EXTRACTED MATERIAL ::
▽

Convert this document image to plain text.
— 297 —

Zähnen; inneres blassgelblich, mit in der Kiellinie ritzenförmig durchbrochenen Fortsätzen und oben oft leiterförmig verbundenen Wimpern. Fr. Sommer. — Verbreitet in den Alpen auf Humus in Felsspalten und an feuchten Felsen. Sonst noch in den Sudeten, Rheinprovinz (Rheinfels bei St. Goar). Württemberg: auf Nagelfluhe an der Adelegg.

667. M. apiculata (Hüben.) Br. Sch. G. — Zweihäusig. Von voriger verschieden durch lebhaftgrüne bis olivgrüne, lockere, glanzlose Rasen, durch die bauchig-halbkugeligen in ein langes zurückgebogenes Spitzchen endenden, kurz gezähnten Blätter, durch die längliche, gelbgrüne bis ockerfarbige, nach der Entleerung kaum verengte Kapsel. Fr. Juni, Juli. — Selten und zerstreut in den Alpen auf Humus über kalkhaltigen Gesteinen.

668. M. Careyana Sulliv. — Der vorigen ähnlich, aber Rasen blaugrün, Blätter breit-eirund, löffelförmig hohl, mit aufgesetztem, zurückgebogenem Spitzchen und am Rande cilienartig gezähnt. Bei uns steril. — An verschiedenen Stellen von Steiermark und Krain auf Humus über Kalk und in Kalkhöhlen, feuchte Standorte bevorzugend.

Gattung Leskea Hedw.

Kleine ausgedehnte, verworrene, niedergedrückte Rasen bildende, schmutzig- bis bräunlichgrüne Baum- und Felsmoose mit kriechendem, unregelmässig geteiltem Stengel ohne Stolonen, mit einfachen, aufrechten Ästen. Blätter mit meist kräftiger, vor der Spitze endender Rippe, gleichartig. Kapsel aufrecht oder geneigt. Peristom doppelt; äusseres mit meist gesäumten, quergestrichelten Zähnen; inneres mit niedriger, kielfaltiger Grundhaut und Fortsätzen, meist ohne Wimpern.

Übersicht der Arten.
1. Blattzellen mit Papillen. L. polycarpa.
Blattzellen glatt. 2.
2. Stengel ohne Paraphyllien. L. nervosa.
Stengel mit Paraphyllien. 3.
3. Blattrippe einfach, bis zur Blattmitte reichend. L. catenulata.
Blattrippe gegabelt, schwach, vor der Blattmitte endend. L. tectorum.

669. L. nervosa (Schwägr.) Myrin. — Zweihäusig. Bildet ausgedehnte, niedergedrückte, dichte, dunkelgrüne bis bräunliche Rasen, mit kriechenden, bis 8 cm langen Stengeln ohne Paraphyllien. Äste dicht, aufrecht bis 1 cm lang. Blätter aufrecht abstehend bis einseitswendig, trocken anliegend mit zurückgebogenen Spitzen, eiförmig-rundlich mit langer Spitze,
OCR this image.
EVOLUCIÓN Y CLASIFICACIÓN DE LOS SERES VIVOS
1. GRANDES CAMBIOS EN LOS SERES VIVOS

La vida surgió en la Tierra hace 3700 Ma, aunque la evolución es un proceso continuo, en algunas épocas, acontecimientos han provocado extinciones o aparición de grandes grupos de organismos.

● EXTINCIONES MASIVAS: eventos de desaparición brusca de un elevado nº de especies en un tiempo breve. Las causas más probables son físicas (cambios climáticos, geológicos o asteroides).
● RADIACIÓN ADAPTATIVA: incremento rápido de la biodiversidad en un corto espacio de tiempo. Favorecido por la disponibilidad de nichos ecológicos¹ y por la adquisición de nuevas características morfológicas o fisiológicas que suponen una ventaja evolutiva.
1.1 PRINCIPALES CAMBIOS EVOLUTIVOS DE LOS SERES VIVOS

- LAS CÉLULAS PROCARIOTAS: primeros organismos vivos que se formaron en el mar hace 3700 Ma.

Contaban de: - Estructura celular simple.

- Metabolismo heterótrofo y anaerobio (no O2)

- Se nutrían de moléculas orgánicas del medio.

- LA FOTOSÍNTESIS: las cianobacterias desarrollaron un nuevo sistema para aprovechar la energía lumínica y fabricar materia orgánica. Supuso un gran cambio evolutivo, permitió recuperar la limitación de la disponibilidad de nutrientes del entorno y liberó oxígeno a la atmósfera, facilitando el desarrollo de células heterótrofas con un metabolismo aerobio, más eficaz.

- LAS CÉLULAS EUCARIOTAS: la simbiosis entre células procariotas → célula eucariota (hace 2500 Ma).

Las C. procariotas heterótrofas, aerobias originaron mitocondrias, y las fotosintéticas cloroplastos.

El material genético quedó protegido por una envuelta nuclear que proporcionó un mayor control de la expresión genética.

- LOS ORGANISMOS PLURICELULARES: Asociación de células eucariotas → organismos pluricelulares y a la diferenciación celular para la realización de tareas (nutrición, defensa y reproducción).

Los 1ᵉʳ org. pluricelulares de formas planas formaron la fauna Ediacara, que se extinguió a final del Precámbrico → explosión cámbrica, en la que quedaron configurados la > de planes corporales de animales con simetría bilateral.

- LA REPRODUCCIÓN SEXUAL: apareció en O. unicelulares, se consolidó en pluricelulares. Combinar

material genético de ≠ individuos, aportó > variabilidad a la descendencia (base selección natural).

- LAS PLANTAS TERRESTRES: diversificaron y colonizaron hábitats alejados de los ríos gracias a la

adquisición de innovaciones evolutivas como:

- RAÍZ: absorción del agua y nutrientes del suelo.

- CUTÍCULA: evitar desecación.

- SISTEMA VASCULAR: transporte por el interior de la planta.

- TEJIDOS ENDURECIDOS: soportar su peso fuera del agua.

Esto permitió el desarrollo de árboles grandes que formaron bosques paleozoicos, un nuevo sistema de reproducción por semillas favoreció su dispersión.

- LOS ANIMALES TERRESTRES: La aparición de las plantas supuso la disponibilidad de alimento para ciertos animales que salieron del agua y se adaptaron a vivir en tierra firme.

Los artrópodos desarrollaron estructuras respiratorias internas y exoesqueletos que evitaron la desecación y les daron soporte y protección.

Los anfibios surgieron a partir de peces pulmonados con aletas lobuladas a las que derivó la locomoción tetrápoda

△
▽

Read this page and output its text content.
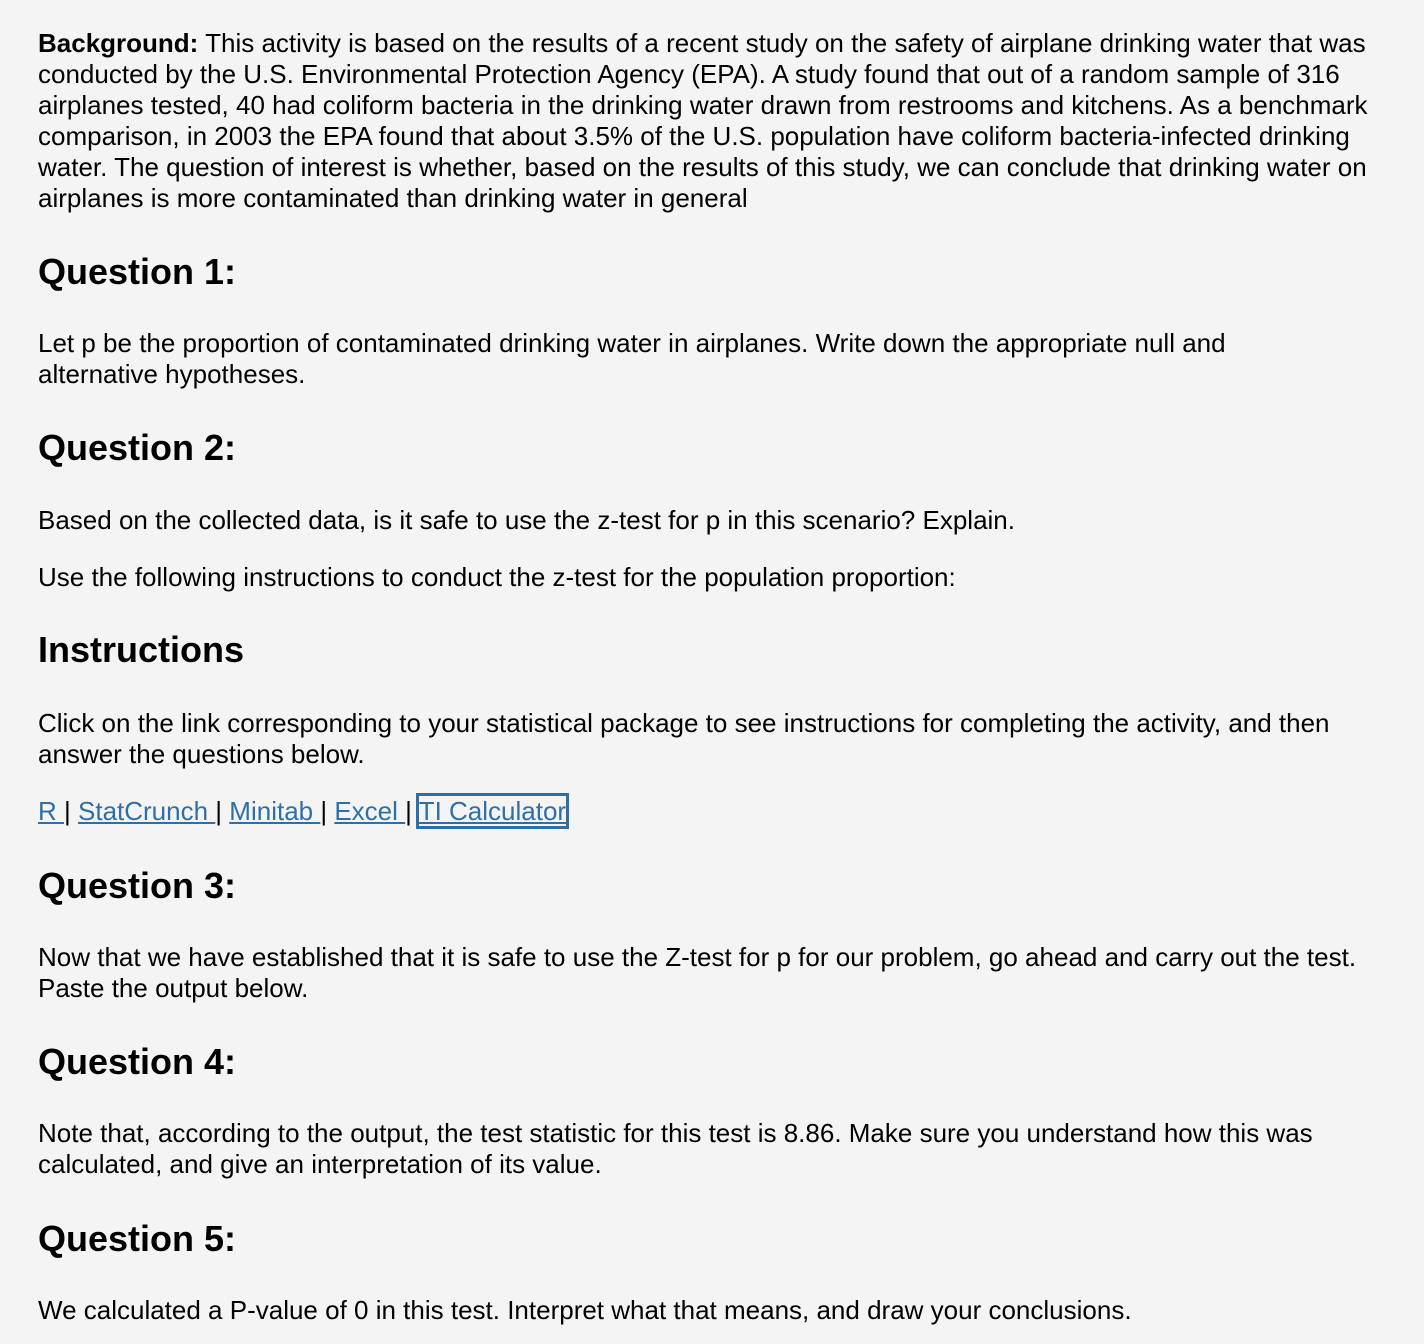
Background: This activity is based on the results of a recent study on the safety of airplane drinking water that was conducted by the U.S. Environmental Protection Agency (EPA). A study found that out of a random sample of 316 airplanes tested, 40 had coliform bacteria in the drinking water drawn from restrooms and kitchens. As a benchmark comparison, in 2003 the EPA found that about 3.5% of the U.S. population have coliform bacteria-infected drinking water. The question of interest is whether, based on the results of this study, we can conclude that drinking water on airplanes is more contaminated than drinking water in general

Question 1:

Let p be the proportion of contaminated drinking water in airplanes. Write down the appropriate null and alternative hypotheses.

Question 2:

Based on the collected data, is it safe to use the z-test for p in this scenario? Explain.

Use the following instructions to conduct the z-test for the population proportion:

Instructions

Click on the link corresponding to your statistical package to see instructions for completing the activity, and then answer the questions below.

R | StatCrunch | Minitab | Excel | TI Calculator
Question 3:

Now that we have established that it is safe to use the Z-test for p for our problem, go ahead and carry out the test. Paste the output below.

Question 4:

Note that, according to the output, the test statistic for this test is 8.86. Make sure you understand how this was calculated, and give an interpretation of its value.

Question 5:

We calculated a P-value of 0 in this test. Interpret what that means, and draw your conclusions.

△

TRY IT :: Only lines holding "nervosa" are wanted; copy all of them from the listing.

COMPLETED TASK ::
2. Stengel ohne Paraphyllien. L. nervosa.
669. L. nervosa (Schwägr.) Myrin. — Zweihäusig. Bildet ausgedehnte, niedergedrückte, dichte, dunkelgrüne bis bräunliche Rasen, mit kriechenden, bis 8 cm langen Stengeln ohne Paraphyllien. Äste dicht, aufrecht bis 1 cm lang. Blätter aufrecht abstehend bis einseitswendig, trocken anliegend mit zurückgebogenen Spitzen, eiförmig-rundlich mit langer Spitze,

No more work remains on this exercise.